Separate out the lines that hold "JSON".

- - - - - - -

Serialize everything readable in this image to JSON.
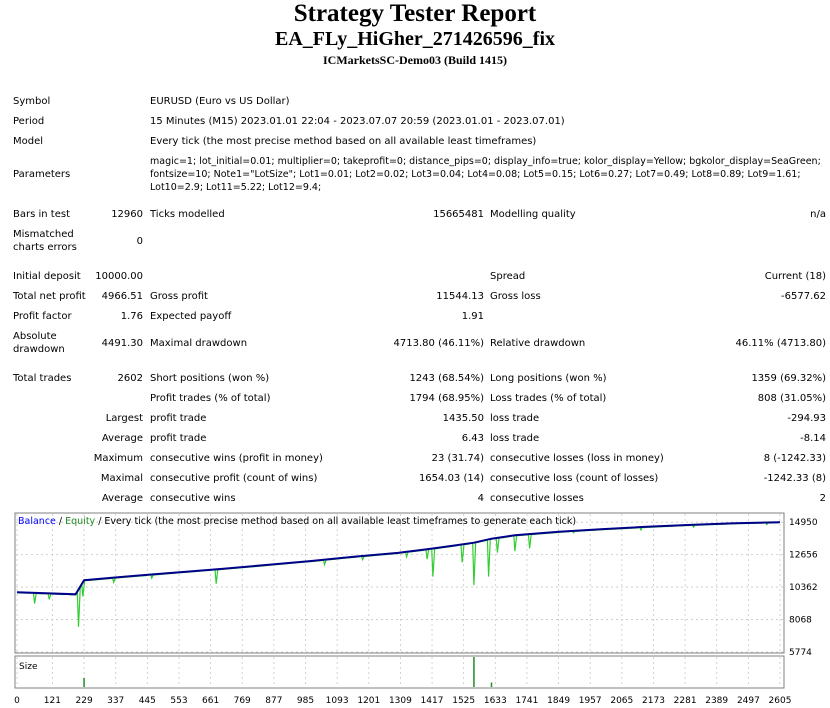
{
  "title": "Strategy Tester Report",
  "ea_name": "EA_FLy_HiGher_271426596_fix",
  "server": "ICMarketsSC-Demo03 (Build 1415)",
  "settings": {
    "symbol_label": "Symbol",
    "symbol": "EURUSD (Euro vs US Dollar)",
    "period_label": "Period",
    "period": "15 Minutes (M15) 2023.01.01 22:04 - 2023.07.07 20:59 (2023.01.01 - 2023.07.01)",
    "model_label": "Model",
    "model": "Every tick (the most precise method based on all available least timeframes)",
    "parameters_label": "Parameters",
    "parameters": "magic=1; lot_initial=0.01; multiplier=0; takeprofit=0; distance_pips=0; display_info=true; kolor_display=Yellow; bgkolor_display=SeaGreen; fontsize=10; Note1=\"LotSize\"; Lot1=0.01; Lot2=0.02; Lot3=0.04; Lot4=0.08; Lot5=0.15; Lot6=0.27; Lot7=0.49; Lot8=0.89; Lot9=1.61; Lot10=2.9; Lot11=5.22; Lot12=9.4;"
  },
  "stats": {
    "bars_label": "Bars in test",
    "bars": "12960",
    "ticks_label": "Ticks modelled",
    "ticks": "15665481",
    "quality_label": "Modelling quality",
    "quality": "n/a",
    "mismatched_label": "Mismatched charts errors",
    "mismatched": "0",
    "initial_deposit_label": "Initial deposit",
    "initial_deposit": "10000.00",
    "spread_label": "Spread",
    "spread": "Current (18)",
    "total_net_profit_label": "Total net profit",
    "total_net_profit": "4966.51",
    "gross_profit_label": "Gross profit",
    "gross_profit": "11544.13",
    "gross_loss_label": "Gross loss",
    "gross_loss": "-6577.62",
    "profit_factor_label": "Profit factor",
    "profit_factor": "1.76",
    "expected_payoff_label": "Expected payoff",
    "expected_payoff": "1.91",
    "absolute_drawdown_label": "Absolute drawdown",
    "absolute_drawdown": "4491.30",
    "maximal_drawdown_label": "Maximal drawdown",
    "maximal_drawdown": "4713.80 (46.11%)",
    "relative_drawdown_label": "Relative drawdown",
    "relative_drawdown": "46.11% (4713.80)",
    "total_trades_label": "Total trades",
    "total_trades": "2602",
    "short_label": "Short positions (won %)",
    "short": "1243 (68.54%)",
    "long_label": "Long positions (won %)",
    "long": "1359 (69.32%)",
    "profit_trades_label": "Profit trades (% of total)",
    "profit_trades": "1794 (68.95%)",
    "loss_trades_label": "Loss trades (% of total)",
    "loss_trades": "808 (31.05%)",
    "largest_label": "Largest",
    "largest_profit_label": "profit trade",
    "largest_profit": "1435.50",
    "largest_loss_label": "loss trade",
    "largest_loss": "-294.93",
    "average_label": "Average",
    "average_profit_label": "profit trade",
    "average_profit": "6.43",
    "average_loss_label": "loss trade",
    "average_loss": "-8.14",
    "maximum_label": "Maximum",
    "max_cons_wins_label": "consecutive wins (profit in money)",
    "max_cons_wins": "23 (31.74)",
    "max_cons_losses_label": "consecutive losses (loss in money)",
    "max_cons_losses": "8 (-1242.33)",
    "maximal_label": "Maximal",
    "maximal_cons_profit_label": "consecutive profit (count of wins)",
    "maximal_cons_profit": "1654.03 (14)",
    "maximal_cons_loss_label": "consecutive loss (count of losses)",
    "maximal_cons_loss": "-1242.33 (8)",
    "average2_label": "Average",
    "avg_cons_wins_label": "consecutive wins",
    "avg_cons_wins": "4",
    "avg_cons_losses_label": "consecutive losses",
    "avg_cons_losses": "2"
  },
  "chart_data": {
    "type": "line",
    "legend": {
      "balance": "Balance",
      "separator": " / ",
      "equity": "Equity",
      "description": " / Every tick (the most precise method based on all available least timeframes to generate each tick)"
    },
    "size_label": "Size",
    "y_ticks": [
      "14950",
      "12656",
      "10362",
      "8068",
      "5774"
    ],
    "y_tick_values": [
      14950,
      12656,
      10362,
      8068,
      5774
    ],
    "ylim": [
      5774,
      15527
    ],
    "x_ticks": [
      "0",
      "121",
      "229",
      "337",
      "445",
      "553",
      "661",
      "769",
      "877",
      "985",
      "1093",
      "1201",
      "1309",
      "1417",
      "1525",
      "1633",
      "1741",
      "1849",
      "1957",
      "2065",
      "2173",
      "2281",
      "2389",
      "2497",
      "2605"
    ],
    "xlim": [
      0,
      2605
    ],
    "balance": [
      [
        0,
        10000
      ],
      [
        200,
        9850
      ],
      [
        229,
        10850
      ],
      [
        400,
        11150
      ],
      [
        550,
        11400
      ],
      [
        700,
        11650
      ],
      [
        850,
        11920
      ],
      [
        1000,
        12200
      ],
      [
        1150,
        12500
      ],
      [
        1300,
        12780
      ],
      [
        1400,
        13030
      ],
      [
        1500,
        13320
      ],
      [
        1560,
        13500
      ],
      [
        1620,
        13780
      ],
      [
        1700,
        14020
      ],
      [
        1850,
        14270
      ],
      [
        2000,
        14460
      ],
      [
        2150,
        14620
      ],
      [
        2300,
        14760
      ],
      [
        2450,
        14880
      ],
      [
        2605,
        14950
      ]
    ],
    "equity_dips": [
      [
        60,
        9200
      ],
      [
        110,
        9500
      ],
      [
        170,
        9850
      ],
      [
        210,
        7550
      ],
      [
        225,
        9700
      ],
      [
        330,
        10700
      ],
      [
        460,
        11000
      ],
      [
        680,
        10600
      ],
      [
        1050,
        11950
      ],
      [
        1180,
        12300
      ],
      [
        1330,
        12500
      ],
      [
        1400,
        12350
      ],
      [
        1420,
        11100
      ],
      [
        1520,
        12100
      ],
      [
        1560,
        10500
      ],
      [
        1610,
        11100
      ],
      [
        1640,
        12800
      ],
      [
        1700,
        12900
      ],
      [
        1750,
        13100
      ],
      [
        1900,
        14200
      ],
      [
        2130,
        14400
      ],
      [
        2310,
        14600
      ],
      [
        2560,
        14780
      ],
      [
        2610,
        14600
      ]
    ],
    "size_bars": [
      [
        229,
        0.3
      ],
      [
        1560,
        1.0
      ],
      [
        1620,
        0.15
      ]
    ]
  },
  "colors": {
    "balance": "#00008b",
    "equity": "#32cd32",
    "grid": "#c0c0c0",
    "title_blue": "#0000ff"
  }
}
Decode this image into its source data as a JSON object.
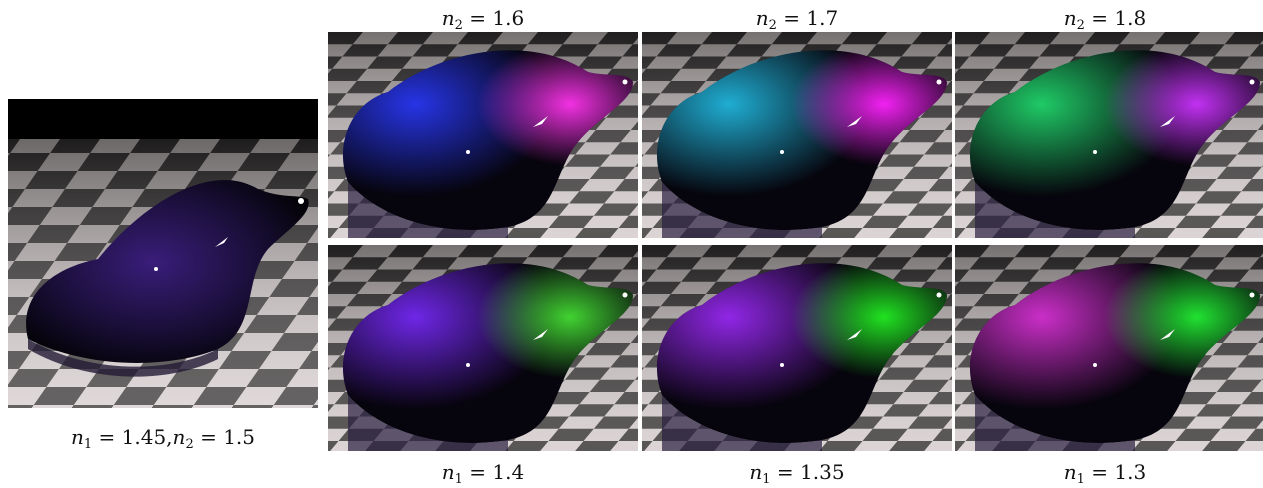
{
  "figure": {
    "main": {
      "caption_n1_var": "n",
      "caption_n1_sub": "1",
      "caption_n1_val": " = 1.45,",
      "caption_n2_var": "n",
      "caption_n2_sub": "2",
      "caption_n2_val": " = 1.5",
      "tint_a": "#3a1d7a",
      "tint_b": "#1a0f3a"
    },
    "top_row": [
      {
        "var": "n",
        "sub": "2",
        "val": " = 1.6",
        "glow_a": "#2a3aff",
        "glow_b": "#ff33ee"
      },
      {
        "var": "n",
        "sub": "2",
        "val": " = 1.7",
        "glow_a": "#22c0e8",
        "glow_b": "#ff22ff"
      },
      {
        "var": "n",
        "sub": "2",
        "val": " = 1.8",
        "glow_a": "#22e070",
        "glow_b": "#cc33ff"
      }
    ],
    "bottom_row": [
      {
        "var": "n",
        "sub": "1",
        "val": " = 1.4",
        "glow_a": "#7a2aff",
        "glow_b": "#44dd33"
      },
      {
        "var": "n",
        "sub": "1",
        "val": " = 1.35",
        "glow_a": "#a02aff",
        "glow_b": "#22ee22"
      },
      {
        "var": "n",
        "sub": "1",
        "val": " = 1.3",
        "glow_a": "#e033dd",
        "glow_b": "#22ee33"
      }
    ]
  }
}
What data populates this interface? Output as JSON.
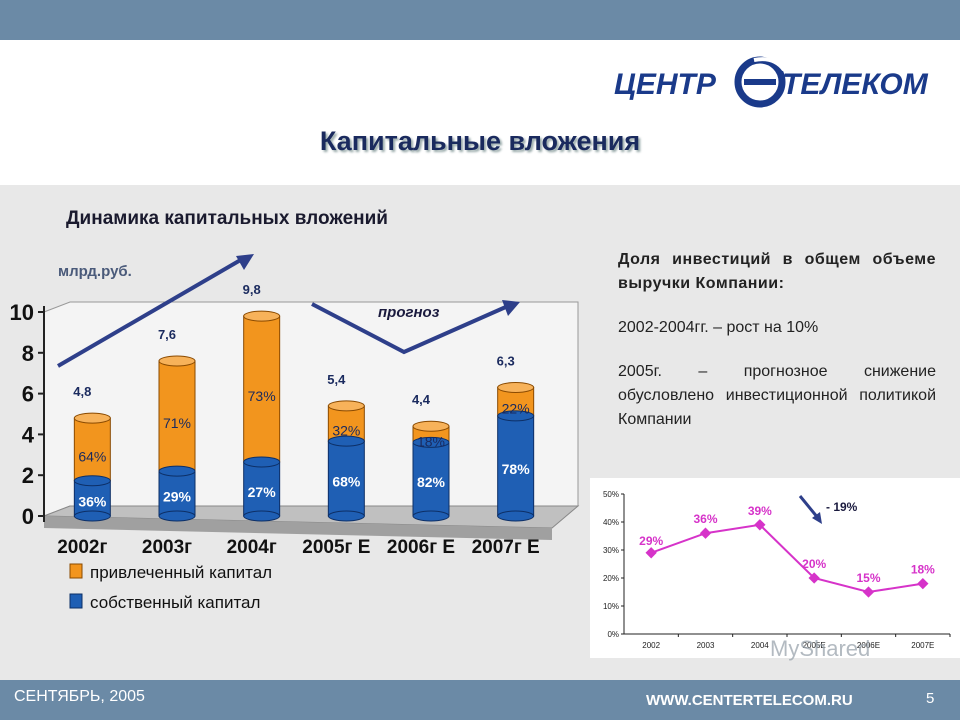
{
  "header": {
    "title": "Капитальные вложения",
    "logo_left": "ЦЕНТР",
    "logo_right": "ТЕЛЕКОМ"
  },
  "left_chart_text": {
    "subtitle": "Динамика капитальных вложений",
    "unit": "млрд.руб.",
    "forecast_label": "прогноз"
  },
  "right_text": {
    "heading": "Доля инвестиций в общем объеме выручки Компании:",
    "point1": "2002-2004гг. – рост на 10%",
    "point2": " 2005г. – прогнозное снижение обусловлено инвестиционной политикой Компании"
  },
  "footer": {
    "date": "СЕНТЯБРЬ, 2005",
    "url": "WWW.CENTERTELECOM.RU",
    "page": "5"
  },
  "watermark": "MyShared",
  "colors": {
    "attracted": "#f2951e",
    "own": "#1f5fb4",
    "line": "#d633c9",
    "accent": "#1a2a5e"
  },
  "chart_data": [
    {
      "type": "bar",
      "stacked": true,
      "categories": [
        "2002г",
        "2003г",
        "2004г",
        "2005г Е",
        "2006г Е",
        "2007г Е"
      ],
      "totals": [
        4.8,
        7.6,
        9.8,
        5.4,
        4.4,
        6.3
      ],
      "total_labels": [
        "4,8",
        "7,6",
        "9,8",
        "5,4",
        "4,4",
        "6,3"
      ],
      "series": [
        {
          "name": "собственный капитал",
          "values": [
            1.73,
            2.2,
            2.65,
            3.67,
            3.61,
            4.91
          ],
          "labels": [
            "36%",
            "29%",
            "27%",
            "68%",
            "82%",
            "78%"
          ]
        },
        {
          "name": "привлеченный капитал",
          "values": [
            3.07,
            5.4,
            7.15,
            1.73,
            0.79,
            1.39
          ],
          "labels": [
            "64%",
            "71%",
            "73%",
            "32%",
            "18%",
            "22%"
          ]
        }
      ],
      "yticks": [
        "0",
        "2",
        "4",
        "6",
        "8",
        "10"
      ],
      "ylim": [
        0,
        10
      ],
      "legend_position": "bottom-left",
      "arrows": [
        "up",
        "forecast-dip"
      ]
    },
    {
      "type": "line",
      "categories": [
        "2002",
        "2003",
        "2004",
        "2005E",
        "2006E",
        "2007E"
      ],
      "values": [
        29,
        36,
        39,
        20,
        15,
        18
      ],
      "labels": [
        "29%",
        "36%",
        "39%",
        "20%",
        "15%",
        "18%"
      ],
      "yticks": [
        "0%",
        "10%",
        "20%",
        "30%",
        "40%",
        "50%"
      ],
      "ylim": [
        0,
        50
      ],
      "annotation": "- 19%"
    }
  ]
}
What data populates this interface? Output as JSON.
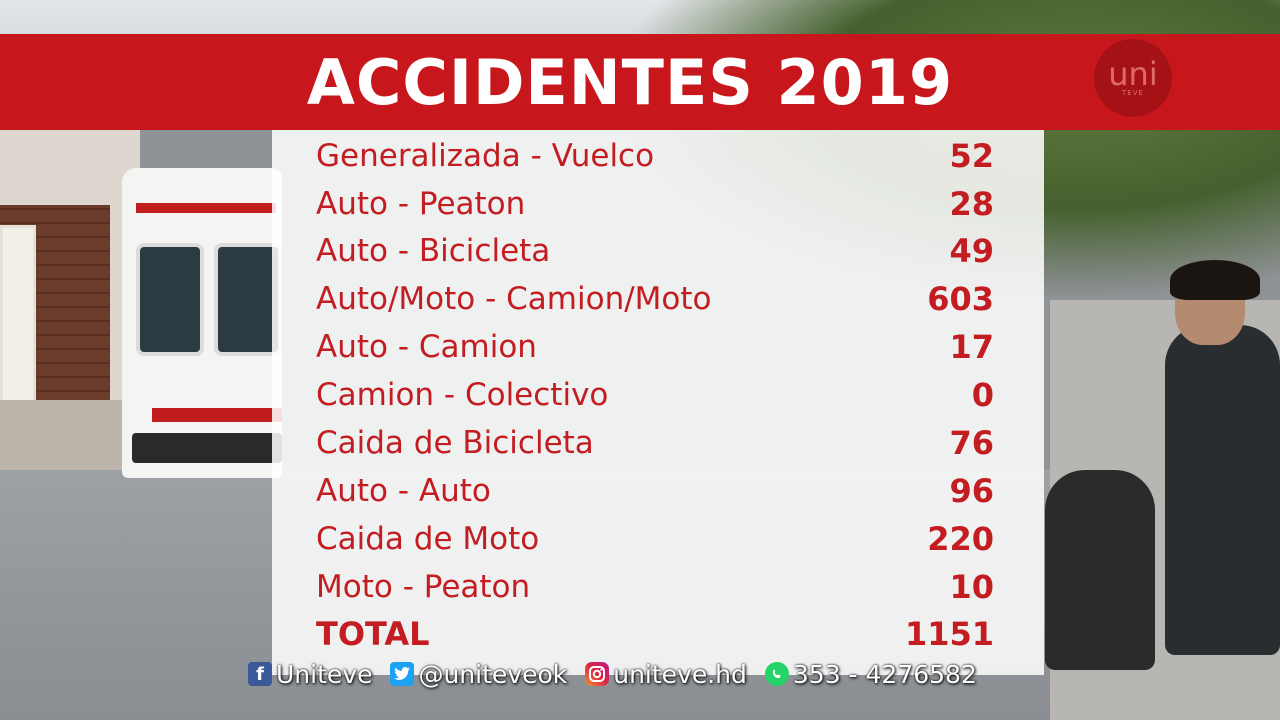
{
  "header": {
    "title": "ACCIDENTES 2019",
    "logo_text": "uni",
    "logo_subtext": "TEVE",
    "color": "#c8171c"
  },
  "table": {
    "text_color": "#c31d22",
    "rows": [
      {
        "label": "Generalizada - Vuelco",
        "value": "52"
      },
      {
        "label": "Auto - Peaton",
        "value": "28"
      },
      {
        "label": "Auto - Bicicleta",
        "value": "49"
      },
      {
        "label": "Auto/Moto - Camion/Moto",
        "value": "603"
      },
      {
        "label": "Auto - Camion",
        "value": "17"
      },
      {
        "label": "Camion - Colectivo",
        "value": "0"
      },
      {
        "label": "Caida de Bicicleta",
        "value": "76"
      },
      {
        "label": "Auto - Auto",
        "value": "96"
      },
      {
        "label": "Caida de Moto",
        "value": "220"
      },
      {
        "label": "Moto - Peaton",
        "value": "10"
      }
    ],
    "total": {
      "label": "TOTAL",
      "value": "1151"
    }
  },
  "social": {
    "facebook": {
      "icon": "facebook-icon",
      "text": "Uniteve"
    },
    "twitter": {
      "icon": "twitter-icon",
      "text": "@uniteveok"
    },
    "instagram": {
      "icon": "instagram-icon",
      "text": "uniteve.hd"
    },
    "whatsapp": {
      "icon": "whatsapp-icon",
      "text": "353 - 4276582"
    }
  }
}
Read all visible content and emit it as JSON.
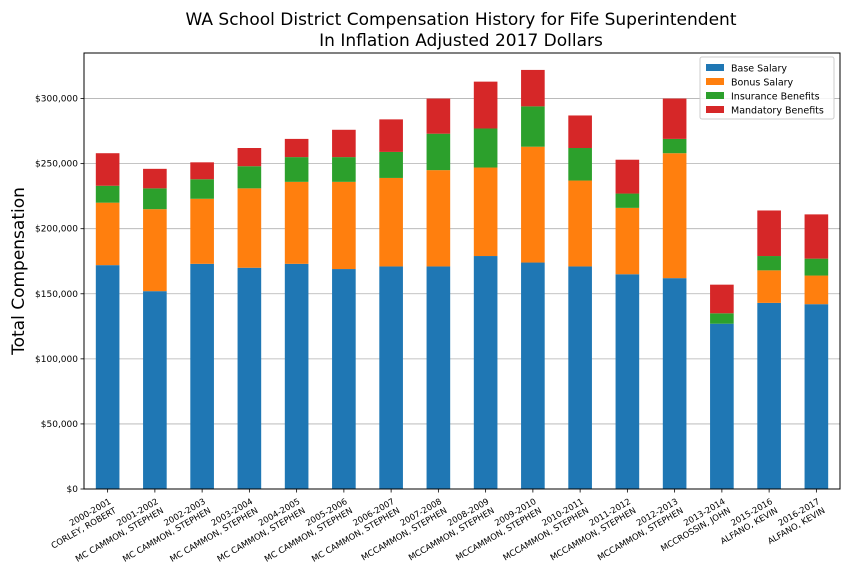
{
  "chart_data": {
    "type": "bar",
    "stacked": true,
    "title_line1": "WA School District Compensation History for Fife Superintendent",
    "title_line2": "In Inflation Adjusted 2017 Dollars",
    "xlabel": "",
    "ylabel": "Total Compensation",
    "ylim": [
      0,
      335000
    ],
    "yticks": [
      0,
      50000,
      100000,
      150000,
      200000,
      250000,
      300000
    ],
    "ytick_labels": [
      "$0",
      "$50,000",
      "$100,000",
      "$150,000",
      "$200,000",
      "$250,000",
      "$300,000"
    ],
    "grid": "horizontal",
    "legend_position": "top-right",
    "categories": [
      [
        "2000-2001",
        "CORLEY, ROBERT"
      ],
      [
        "2001-2002",
        "MC CAMMON, STEPHEN"
      ],
      [
        "2002-2003",
        "MC CAMMON, STEPHEN"
      ],
      [
        "2003-2004",
        "MC CAMMON, STEPHEN"
      ],
      [
        "2004-2005",
        "MC CAMMON, STEPHEN"
      ],
      [
        "2005-2006",
        "MC CAMMON, STEPHEN"
      ],
      [
        "2006-2007",
        "MC CAMMON, STEPHEN"
      ],
      [
        "2007-2008",
        "MCCAMMON, STEPHEN"
      ],
      [
        "2008-2009",
        "MCCAMMON, STEPHEN"
      ],
      [
        "2009-2010",
        "MCCAMMON, STEPHEN"
      ],
      [
        "2010-2011",
        "MCCAMMON, STEPHEN"
      ],
      [
        "2011-2012",
        "MCCAMMON, STEPHEN"
      ],
      [
        "2012-2013",
        "MCCAMMON, STEPHEN"
      ],
      [
        "2013-2014",
        "MCCROSSIN, JOHN"
      ],
      [
        "2015-2016",
        "ALFANO, KEVIN"
      ],
      [
        "2016-2017",
        "ALFANO, KEVIN"
      ]
    ],
    "series": [
      {
        "name": "Base Salary",
        "color": "#1f77b4",
        "values": [
          172000,
          152000,
          173000,
          170000,
          173000,
          169000,
          171000,
          171000,
          179000,
          174000,
          171000,
          165000,
          162000,
          127000,
          143000,
          142000
        ]
      },
      {
        "name": "Bonus Salary",
        "color": "#ff7f0e",
        "values": [
          48000,
          63000,
          50000,
          61000,
          63000,
          67000,
          68000,
          74000,
          68000,
          89000,
          66000,
          51000,
          96000,
          0,
          25000,
          22000
        ]
      },
      {
        "name": "Insurance Benefits",
        "color": "#2ca02c",
        "values": [
          13000,
          16000,
          15000,
          17000,
          19000,
          19000,
          20000,
          28000,
          30000,
          31000,
          25000,
          11000,
          11000,
          8000,
          11000,
          13000
        ]
      },
      {
        "name": "Mandatory Benefits",
        "color": "#d62728",
        "values": [
          25000,
          15000,
          13000,
          14000,
          14000,
          21000,
          25000,
          27000,
          36000,
          28000,
          25000,
          26000,
          31000,
          22000,
          35000,
          34000
        ]
      }
    ]
  }
}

- - - - - - -

* Task answer
Serialize everything readable in this image to JSON.
Decode this image into its source data as a JSON object.
What data populates this interface? Output as JSON.
What data populates this interface? Output as JSON.
Read all visible content and emit it as JSON.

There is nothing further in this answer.